WHAT TO WORK ON: Scan the data below for the string "Gibbs". Copy every line where it appears.

INFORMATION GIVEN:
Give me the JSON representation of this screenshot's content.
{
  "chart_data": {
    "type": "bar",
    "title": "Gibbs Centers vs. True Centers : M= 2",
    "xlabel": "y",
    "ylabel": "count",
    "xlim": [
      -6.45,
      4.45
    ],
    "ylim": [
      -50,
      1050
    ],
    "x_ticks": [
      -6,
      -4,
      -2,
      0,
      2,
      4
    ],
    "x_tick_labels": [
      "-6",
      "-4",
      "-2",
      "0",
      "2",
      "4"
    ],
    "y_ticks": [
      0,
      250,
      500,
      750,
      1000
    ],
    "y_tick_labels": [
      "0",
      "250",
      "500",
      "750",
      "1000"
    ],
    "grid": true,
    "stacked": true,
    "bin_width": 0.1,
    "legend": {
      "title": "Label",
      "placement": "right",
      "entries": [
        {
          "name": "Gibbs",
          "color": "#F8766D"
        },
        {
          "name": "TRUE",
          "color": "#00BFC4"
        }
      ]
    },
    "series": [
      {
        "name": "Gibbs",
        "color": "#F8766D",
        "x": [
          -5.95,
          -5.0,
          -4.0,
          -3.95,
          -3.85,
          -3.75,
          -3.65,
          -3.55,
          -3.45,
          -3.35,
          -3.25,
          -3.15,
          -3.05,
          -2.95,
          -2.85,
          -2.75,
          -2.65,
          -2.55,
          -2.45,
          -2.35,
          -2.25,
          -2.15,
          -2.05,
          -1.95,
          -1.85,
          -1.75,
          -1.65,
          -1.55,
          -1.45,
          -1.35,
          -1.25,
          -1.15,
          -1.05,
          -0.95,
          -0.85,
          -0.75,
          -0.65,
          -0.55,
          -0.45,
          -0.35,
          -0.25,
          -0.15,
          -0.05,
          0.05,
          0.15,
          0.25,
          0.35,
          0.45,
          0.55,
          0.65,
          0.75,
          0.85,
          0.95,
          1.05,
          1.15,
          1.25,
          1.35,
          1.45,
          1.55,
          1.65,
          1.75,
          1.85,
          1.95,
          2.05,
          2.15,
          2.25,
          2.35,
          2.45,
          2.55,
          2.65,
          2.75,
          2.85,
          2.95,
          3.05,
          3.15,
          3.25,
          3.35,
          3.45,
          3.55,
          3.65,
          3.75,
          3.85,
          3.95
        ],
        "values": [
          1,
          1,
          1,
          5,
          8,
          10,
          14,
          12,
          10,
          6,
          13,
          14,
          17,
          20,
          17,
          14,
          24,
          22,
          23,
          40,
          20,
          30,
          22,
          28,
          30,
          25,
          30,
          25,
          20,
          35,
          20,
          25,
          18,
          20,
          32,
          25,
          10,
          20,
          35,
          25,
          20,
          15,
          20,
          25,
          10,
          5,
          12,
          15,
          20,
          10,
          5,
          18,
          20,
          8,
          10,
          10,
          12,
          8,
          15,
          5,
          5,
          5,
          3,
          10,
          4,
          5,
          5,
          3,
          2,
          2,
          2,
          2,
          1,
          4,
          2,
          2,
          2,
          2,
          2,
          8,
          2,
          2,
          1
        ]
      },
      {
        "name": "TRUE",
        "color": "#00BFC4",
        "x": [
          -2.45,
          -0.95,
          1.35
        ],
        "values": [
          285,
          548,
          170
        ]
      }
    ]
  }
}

EXERCISE ANSWER:
    "title": "Gibbs Centers vs. True Centers : M= 2",
          "name": "Gibbs",
        "name": "Gibbs",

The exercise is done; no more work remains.